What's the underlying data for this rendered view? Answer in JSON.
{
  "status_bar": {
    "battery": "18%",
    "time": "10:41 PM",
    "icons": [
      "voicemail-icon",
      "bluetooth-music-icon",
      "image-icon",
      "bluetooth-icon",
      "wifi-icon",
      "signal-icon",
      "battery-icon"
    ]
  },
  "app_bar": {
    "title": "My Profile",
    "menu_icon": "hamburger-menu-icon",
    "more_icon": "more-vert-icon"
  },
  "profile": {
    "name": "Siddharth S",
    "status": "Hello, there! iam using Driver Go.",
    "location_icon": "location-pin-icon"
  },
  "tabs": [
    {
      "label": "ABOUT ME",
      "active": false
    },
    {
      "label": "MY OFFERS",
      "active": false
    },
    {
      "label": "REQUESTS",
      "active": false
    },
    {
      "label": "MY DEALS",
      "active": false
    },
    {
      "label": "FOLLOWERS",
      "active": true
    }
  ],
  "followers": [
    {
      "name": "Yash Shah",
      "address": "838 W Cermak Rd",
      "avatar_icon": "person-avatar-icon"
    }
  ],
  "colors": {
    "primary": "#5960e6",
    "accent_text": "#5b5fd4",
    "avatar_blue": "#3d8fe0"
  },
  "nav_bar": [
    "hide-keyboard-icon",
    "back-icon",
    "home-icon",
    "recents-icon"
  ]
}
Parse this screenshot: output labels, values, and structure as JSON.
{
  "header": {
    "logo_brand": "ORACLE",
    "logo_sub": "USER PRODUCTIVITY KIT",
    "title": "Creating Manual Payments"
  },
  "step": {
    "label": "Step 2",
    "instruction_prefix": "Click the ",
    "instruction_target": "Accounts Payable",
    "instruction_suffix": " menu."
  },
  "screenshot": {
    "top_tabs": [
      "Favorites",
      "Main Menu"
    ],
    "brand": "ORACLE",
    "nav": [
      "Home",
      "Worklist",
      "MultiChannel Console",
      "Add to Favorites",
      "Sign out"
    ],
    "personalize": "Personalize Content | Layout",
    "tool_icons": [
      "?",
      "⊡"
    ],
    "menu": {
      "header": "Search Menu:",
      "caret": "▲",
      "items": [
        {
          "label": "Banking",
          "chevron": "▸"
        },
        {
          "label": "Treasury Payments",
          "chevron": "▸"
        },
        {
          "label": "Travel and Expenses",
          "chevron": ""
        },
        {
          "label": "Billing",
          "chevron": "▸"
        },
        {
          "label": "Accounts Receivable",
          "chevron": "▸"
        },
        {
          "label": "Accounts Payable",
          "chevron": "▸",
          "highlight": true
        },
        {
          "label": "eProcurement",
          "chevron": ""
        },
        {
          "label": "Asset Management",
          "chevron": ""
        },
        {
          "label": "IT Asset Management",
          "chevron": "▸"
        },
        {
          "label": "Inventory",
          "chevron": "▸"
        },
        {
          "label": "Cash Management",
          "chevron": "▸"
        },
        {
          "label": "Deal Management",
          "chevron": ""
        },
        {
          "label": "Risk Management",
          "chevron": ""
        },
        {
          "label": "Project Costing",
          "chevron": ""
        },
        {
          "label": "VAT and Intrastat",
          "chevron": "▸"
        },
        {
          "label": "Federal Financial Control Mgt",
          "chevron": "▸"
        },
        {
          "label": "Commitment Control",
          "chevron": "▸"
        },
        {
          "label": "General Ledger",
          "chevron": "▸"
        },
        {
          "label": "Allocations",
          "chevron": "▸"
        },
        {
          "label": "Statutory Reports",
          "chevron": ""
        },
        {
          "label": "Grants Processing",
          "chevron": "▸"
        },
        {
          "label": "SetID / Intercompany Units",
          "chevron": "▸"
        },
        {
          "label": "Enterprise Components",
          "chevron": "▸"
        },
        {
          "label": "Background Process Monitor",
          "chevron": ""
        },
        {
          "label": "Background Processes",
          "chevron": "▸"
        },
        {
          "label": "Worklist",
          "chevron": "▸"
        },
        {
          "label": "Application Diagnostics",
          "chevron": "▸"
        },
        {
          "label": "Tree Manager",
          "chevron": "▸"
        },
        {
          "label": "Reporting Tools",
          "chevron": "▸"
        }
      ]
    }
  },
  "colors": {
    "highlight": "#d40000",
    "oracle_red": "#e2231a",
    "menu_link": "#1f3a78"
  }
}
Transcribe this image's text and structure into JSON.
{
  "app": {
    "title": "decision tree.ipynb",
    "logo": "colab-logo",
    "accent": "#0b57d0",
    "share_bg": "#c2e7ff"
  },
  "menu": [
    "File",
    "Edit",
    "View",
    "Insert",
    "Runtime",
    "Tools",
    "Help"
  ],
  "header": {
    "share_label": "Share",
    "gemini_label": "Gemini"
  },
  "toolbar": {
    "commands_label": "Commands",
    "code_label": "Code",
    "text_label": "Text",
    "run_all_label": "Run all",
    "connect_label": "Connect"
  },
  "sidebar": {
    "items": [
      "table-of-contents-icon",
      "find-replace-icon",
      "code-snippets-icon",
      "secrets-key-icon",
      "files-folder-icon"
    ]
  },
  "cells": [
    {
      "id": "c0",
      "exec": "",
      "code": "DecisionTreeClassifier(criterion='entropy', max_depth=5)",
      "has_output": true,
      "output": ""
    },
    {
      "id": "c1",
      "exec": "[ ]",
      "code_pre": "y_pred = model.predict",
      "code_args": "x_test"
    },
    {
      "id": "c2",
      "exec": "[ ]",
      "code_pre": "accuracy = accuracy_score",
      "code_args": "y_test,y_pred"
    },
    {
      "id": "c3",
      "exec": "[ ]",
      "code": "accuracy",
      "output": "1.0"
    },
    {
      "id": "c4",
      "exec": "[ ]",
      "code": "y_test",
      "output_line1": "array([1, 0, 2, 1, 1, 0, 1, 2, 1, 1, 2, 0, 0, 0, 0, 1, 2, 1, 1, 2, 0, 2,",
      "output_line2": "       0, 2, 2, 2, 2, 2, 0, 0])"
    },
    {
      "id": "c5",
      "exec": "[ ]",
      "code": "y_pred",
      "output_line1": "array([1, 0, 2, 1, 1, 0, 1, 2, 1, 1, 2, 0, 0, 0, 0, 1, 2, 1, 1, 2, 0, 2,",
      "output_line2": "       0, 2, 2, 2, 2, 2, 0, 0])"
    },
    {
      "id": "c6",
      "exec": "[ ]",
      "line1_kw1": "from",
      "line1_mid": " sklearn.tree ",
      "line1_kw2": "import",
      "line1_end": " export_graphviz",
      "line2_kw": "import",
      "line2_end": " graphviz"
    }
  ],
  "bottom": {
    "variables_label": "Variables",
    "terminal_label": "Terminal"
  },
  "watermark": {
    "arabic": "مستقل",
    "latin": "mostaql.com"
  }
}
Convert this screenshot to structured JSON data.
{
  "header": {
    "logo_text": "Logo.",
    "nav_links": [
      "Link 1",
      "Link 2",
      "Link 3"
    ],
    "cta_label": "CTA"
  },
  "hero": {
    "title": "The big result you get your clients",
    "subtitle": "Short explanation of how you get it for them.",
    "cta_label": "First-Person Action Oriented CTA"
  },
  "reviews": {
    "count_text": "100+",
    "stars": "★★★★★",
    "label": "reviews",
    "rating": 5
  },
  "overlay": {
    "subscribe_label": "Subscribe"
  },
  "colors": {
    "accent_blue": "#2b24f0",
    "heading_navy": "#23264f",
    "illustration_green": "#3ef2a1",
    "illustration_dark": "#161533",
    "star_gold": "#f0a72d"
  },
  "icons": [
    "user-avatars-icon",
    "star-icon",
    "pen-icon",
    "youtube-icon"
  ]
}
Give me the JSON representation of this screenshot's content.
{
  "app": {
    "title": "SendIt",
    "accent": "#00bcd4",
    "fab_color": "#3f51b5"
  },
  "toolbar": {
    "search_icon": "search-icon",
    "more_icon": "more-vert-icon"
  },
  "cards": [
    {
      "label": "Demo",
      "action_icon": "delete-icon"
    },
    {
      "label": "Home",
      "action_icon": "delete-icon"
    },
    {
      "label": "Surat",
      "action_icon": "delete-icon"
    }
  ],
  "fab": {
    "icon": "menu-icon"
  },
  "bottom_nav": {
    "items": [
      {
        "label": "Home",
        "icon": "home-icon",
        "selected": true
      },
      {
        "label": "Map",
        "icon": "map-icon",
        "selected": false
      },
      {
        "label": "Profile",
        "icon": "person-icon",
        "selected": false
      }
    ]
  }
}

▸ **Task statement**
Copy each line of the listing that contains the string "accuracy".

▸ **Solution**
      "code_pre": "accuracy = accuracy_score",
      "code": "accuracy",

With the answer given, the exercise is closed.